[Extracted data entries]
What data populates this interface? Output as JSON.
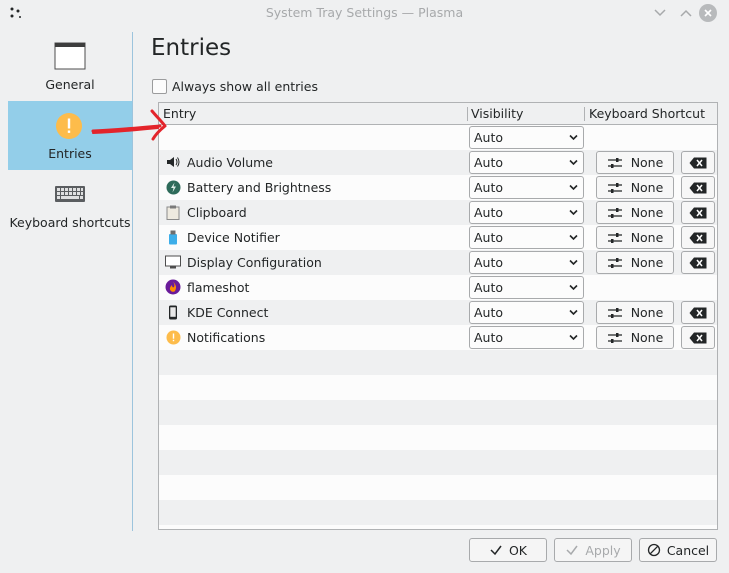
{
  "window": {
    "title": "System Tray Settings — Plasma"
  },
  "sidebar": {
    "items": [
      {
        "label": "General",
        "icon": "window-icon"
      },
      {
        "label": "Entries",
        "icon": "info-exclamation-icon",
        "active": true
      },
      {
        "label": "Keyboard shortcuts",
        "icon": "keyboard-icon"
      }
    ]
  },
  "main": {
    "title": "Entries",
    "always_show_label": "Always show all entries"
  },
  "table": {
    "headers": {
      "entry": "Entry",
      "visibility": "Visibility",
      "shortcut": "Keyboard Shortcut"
    },
    "rows": [
      {
        "name": "",
        "icon": "",
        "visibility": "Auto",
        "shortcut": null
      },
      {
        "name": "Audio Volume",
        "icon": "speaker-icon",
        "visibility": "Auto",
        "shortcut": "None"
      },
      {
        "name": "Battery and Brightness",
        "icon": "battery-icon",
        "visibility": "Auto",
        "shortcut": "None"
      },
      {
        "name": "Clipboard",
        "icon": "clipboard-icon",
        "visibility": "Auto",
        "shortcut": "None"
      },
      {
        "name": "Device Notifier",
        "icon": "usb-device-icon",
        "visibility": "Auto",
        "shortcut": "None"
      },
      {
        "name": "Display Configuration",
        "icon": "monitor-icon",
        "visibility": "Auto",
        "shortcut": "None"
      },
      {
        "name": "flameshot",
        "icon": "flameshot-icon",
        "visibility": "Auto",
        "shortcut": null
      },
      {
        "name": "KDE Connect",
        "icon": "phone-icon",
        "visibility": "Auto",
        "shortcut": "None"
      },
      {
        "name": "Notifications",
        "icon": "notification-icon",
        "visibility": "Auto",
        "shortcut": "None"
      }
    ]
  },
  "footer": {
    "ok": "OK",
    "apply": "Apply",
    "cancel": "Cancel"
  },
  "colors": {
    "accent": "#93cee9",
    "annotation": "#e3242b"
  }
}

▸ Work to be completed
Repeat the data exactly in full, omitting its pictures.

▸ Exercise output
What data populates this interface? Output as JSON.
{
  "window": {
    "title": "System Tray Settings — Plasma"
  },
  "sidebar": {
    "items": [
      {
        "label": "General",
        "icon": "window-icon"
      },
      {
        "label": "Entries",
        "icon": "info-exclamation-icon",
        "active": true
      },
      {
        "label": "Keyboard shortcuts",
        "icon": "keyboard-icon"
      }
    ]
  },
  "main": {
    "title": "Entries",
    "always_show_label": "Always show all entries"
  },
  "table": {
    "headers": {
      "entry": "Entry",
      "visibility": "Visibility",
      "shortcut": "Keyboard Shortcut"
    },
    "rows": [
      {
        "name": "",
        "icon": "",
        "visibility": "Auto",
        "shortcut": null
      },
      {
        "name": "Audio Volume",
        "icon": "speaker-icon",
        "visibility": "Auto",
        "shortcut": "None"
      },
      {
        "name": "Battery and Brightness",
        "icon": "battery-icon",
        "visibility": "Auto",
        "shortcut": "None"
      },
      {
        "name": "Clipboard",
        "icon": "clipboard-icon",
        "visibility": "Auto",
        "shortcut": "None"
      },
      {
        "name": "Device Notifier",
        "icon": "usb-device-icon",
        "visibility": "Auto",
        "shortcut": "None"
      },
      {
        "name": "Display Configuration",
        "icon": "monitor-icon",
        "visibility": "Auto",
        "shortcut": "None"
      },
      {
        "name": "flameshot",
        "icon": "flameshot-icon",
        "visibility": "Auto",
        "shortcut": null
      },
      {
        "name": "KDE Connect",
        "icon": "phone-icon",
        "visibility": "Auto",
        "shortcut": "None"
      },
      {
        "name": "Notifications",
        "icon": "notification-icon",
        "visibility": "Auto",
        "shortcut": "None"
      }
    ]
  },
  "footer": {
    "ok": "OK",
    "apply": "Apply",
    "cancel": "Cancel"
  },
  "colors": {
    "accent": "#93cee9",
    "annotation": "#e3242b"
  }
}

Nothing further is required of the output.